What is expected: Pick out every line holding the string "Windspeed" and copy it.

Dataset items
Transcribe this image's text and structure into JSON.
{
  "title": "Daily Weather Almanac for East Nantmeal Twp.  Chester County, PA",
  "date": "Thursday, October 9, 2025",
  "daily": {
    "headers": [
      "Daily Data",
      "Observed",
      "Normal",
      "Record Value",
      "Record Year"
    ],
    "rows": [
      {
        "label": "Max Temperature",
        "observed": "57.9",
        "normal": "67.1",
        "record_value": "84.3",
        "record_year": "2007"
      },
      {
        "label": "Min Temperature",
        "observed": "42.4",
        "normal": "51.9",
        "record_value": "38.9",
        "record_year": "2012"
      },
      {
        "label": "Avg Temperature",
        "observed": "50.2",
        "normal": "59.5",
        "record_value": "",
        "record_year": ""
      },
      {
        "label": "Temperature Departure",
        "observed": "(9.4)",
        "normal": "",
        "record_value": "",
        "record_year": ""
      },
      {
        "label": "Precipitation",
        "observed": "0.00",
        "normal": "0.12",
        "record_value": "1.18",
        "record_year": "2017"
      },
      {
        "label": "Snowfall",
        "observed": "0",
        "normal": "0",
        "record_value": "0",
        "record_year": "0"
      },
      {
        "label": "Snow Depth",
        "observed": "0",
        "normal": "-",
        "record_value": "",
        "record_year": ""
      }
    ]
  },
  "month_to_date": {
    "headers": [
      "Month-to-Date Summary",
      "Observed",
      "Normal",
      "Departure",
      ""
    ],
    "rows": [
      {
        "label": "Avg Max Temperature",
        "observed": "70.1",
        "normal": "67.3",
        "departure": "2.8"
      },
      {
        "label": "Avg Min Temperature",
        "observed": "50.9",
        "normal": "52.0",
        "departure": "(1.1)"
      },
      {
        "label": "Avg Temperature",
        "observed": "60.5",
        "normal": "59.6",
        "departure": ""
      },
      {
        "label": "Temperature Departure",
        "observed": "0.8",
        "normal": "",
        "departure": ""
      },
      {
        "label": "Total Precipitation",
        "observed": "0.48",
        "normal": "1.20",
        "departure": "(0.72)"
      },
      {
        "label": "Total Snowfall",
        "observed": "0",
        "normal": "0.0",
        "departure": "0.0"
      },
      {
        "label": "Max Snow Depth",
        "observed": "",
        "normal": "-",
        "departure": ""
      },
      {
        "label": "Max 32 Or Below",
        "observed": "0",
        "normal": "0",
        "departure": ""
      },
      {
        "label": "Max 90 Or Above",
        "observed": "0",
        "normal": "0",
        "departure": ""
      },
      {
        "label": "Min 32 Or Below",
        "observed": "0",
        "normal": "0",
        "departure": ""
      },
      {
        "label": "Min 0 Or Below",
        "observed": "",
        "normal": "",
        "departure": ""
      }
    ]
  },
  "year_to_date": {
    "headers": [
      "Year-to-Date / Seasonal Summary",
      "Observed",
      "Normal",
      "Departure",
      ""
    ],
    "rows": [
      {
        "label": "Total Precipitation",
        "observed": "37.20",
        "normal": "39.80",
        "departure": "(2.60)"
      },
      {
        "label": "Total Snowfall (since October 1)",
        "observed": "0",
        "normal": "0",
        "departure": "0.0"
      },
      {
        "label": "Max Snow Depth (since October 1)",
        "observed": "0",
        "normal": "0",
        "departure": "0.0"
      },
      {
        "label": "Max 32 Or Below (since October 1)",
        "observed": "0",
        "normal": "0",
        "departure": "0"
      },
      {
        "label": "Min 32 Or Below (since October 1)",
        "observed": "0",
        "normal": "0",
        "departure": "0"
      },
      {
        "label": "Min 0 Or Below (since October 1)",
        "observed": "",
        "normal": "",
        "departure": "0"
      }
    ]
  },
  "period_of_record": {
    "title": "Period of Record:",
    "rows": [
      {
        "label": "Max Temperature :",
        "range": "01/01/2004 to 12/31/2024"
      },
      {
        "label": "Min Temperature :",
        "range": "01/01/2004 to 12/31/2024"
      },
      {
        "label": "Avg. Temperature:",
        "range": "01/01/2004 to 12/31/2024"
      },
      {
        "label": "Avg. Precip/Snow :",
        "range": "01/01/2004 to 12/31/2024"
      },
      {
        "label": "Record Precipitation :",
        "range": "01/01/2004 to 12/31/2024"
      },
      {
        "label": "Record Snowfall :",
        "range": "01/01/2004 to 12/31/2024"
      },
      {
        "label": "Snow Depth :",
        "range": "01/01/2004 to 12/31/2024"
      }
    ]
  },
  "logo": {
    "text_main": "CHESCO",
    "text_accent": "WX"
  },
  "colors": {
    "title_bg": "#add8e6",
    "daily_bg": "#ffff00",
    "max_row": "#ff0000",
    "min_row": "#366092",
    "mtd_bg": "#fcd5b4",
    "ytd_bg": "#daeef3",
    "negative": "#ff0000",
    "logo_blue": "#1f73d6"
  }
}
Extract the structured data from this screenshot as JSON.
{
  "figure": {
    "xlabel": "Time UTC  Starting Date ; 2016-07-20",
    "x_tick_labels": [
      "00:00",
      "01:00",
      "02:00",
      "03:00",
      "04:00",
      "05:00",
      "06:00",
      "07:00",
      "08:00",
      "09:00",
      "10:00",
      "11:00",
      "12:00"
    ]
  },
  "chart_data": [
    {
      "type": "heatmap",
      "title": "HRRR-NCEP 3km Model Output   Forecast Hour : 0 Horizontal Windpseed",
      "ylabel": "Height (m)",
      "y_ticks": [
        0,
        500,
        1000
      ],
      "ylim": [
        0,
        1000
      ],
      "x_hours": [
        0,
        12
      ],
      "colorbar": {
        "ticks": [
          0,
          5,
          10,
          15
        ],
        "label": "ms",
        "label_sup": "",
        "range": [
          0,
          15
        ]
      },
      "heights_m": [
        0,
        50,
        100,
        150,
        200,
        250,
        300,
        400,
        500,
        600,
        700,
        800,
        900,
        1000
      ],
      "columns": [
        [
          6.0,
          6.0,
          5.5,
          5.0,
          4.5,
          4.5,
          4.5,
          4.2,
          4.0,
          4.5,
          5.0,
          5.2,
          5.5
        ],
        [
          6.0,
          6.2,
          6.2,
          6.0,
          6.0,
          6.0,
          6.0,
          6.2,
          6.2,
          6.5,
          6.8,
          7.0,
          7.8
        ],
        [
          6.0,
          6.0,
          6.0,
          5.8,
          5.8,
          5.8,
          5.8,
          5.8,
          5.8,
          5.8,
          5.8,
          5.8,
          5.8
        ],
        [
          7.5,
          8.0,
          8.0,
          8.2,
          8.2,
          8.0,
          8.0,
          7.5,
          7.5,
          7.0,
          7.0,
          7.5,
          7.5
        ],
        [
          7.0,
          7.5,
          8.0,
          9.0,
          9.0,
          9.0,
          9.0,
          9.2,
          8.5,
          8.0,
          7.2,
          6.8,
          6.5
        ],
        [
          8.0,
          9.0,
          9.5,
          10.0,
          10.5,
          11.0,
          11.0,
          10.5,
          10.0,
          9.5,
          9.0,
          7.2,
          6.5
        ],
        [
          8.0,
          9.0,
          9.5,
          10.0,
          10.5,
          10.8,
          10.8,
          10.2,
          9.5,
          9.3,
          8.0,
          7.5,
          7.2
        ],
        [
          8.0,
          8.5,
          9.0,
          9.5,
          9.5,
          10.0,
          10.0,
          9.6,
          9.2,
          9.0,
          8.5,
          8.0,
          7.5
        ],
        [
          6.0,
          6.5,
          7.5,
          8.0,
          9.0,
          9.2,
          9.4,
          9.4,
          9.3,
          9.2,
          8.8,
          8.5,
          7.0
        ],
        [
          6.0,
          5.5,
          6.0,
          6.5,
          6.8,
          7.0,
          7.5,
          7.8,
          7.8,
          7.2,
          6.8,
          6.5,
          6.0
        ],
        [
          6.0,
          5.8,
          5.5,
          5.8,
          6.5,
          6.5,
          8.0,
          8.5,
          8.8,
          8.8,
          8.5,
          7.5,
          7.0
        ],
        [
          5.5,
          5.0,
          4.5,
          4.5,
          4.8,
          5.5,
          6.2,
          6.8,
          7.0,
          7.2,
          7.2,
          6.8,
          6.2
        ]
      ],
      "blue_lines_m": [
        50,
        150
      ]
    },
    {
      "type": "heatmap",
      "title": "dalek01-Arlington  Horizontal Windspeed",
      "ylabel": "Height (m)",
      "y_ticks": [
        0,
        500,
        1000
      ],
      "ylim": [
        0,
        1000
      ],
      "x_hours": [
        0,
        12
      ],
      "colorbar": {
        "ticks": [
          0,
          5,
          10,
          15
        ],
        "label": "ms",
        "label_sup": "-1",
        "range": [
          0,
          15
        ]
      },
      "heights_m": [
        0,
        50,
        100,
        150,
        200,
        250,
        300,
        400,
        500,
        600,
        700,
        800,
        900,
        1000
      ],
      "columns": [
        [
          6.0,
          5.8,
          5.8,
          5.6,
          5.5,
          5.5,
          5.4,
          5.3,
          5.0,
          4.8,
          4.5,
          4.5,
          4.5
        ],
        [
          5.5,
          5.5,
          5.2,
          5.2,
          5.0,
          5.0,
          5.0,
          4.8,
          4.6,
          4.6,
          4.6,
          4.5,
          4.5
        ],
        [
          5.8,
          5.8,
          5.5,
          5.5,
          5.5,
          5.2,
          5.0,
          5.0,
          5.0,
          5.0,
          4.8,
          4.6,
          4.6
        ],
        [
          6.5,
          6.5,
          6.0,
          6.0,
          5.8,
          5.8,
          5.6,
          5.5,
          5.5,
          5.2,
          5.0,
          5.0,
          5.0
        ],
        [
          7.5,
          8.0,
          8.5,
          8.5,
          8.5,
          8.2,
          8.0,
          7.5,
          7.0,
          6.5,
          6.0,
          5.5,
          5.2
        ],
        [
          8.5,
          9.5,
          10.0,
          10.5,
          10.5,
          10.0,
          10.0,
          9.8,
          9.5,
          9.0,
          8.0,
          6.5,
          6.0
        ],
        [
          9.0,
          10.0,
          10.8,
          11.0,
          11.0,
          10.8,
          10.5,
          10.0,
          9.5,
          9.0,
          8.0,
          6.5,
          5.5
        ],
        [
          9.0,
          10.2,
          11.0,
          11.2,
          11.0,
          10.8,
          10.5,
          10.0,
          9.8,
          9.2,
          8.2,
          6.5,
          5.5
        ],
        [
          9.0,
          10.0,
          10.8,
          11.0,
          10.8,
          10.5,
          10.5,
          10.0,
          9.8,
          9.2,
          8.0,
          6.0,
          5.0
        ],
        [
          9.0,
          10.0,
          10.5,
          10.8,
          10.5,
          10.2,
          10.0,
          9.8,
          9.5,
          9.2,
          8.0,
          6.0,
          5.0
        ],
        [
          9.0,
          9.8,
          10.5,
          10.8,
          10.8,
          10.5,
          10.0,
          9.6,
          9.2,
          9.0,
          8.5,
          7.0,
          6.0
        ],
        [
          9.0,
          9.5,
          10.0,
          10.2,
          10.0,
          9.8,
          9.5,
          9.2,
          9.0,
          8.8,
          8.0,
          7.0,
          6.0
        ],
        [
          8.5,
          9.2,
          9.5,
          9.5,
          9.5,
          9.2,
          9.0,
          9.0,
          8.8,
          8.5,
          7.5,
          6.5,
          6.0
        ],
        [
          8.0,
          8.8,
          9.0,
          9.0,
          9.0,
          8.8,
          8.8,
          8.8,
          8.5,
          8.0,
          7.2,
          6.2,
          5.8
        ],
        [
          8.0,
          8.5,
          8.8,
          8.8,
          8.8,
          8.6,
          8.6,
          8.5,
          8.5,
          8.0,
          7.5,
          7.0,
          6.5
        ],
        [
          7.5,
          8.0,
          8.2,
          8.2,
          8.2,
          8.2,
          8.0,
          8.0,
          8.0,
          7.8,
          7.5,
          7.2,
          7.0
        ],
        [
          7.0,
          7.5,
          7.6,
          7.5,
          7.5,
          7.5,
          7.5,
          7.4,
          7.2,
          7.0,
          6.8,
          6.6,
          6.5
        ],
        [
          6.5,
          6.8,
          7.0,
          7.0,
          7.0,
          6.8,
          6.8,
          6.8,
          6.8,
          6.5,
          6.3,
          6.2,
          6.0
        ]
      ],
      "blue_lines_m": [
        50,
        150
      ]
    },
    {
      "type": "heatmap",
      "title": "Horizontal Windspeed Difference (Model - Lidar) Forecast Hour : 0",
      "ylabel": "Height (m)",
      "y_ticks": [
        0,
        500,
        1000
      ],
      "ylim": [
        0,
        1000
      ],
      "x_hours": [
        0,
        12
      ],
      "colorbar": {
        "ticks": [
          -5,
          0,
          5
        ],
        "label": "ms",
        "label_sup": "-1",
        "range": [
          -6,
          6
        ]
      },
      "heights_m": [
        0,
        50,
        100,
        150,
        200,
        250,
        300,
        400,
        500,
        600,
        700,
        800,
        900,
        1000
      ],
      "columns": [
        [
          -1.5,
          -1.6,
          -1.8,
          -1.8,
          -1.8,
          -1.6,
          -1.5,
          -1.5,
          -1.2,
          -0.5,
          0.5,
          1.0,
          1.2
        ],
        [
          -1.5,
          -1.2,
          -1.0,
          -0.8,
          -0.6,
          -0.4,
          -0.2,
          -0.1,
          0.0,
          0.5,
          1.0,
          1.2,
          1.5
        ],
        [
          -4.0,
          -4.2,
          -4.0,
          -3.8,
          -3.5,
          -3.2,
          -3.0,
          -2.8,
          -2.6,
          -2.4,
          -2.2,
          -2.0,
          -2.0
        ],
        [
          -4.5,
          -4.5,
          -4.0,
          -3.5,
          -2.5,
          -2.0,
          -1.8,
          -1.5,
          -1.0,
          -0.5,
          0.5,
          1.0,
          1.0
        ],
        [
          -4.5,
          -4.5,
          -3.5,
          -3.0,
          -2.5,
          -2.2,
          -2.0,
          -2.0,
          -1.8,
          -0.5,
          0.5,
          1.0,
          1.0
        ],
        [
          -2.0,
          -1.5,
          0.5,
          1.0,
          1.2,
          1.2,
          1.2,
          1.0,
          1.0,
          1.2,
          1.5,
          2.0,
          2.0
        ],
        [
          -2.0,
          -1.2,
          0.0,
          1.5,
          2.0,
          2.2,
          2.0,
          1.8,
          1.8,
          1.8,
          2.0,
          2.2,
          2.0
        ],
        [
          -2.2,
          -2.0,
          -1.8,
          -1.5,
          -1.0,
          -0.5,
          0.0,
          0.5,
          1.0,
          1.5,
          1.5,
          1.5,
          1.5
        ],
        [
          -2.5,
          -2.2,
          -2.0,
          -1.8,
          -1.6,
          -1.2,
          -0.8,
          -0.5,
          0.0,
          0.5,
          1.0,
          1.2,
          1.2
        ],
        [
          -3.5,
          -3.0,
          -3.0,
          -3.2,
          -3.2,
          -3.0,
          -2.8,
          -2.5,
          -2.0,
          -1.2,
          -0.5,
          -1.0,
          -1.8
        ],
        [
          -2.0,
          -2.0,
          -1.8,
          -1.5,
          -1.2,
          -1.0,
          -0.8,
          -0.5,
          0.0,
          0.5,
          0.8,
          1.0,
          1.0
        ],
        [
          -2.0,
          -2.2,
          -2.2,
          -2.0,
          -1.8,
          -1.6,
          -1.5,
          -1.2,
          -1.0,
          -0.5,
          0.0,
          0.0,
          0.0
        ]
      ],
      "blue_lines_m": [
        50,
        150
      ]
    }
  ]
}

The output:
      "title": "dalek01-Arlington  Horizontal Windspeed",
      "title": "Horizontal Windspeed Difference (Model - Lidar) Forecast Hour : 0",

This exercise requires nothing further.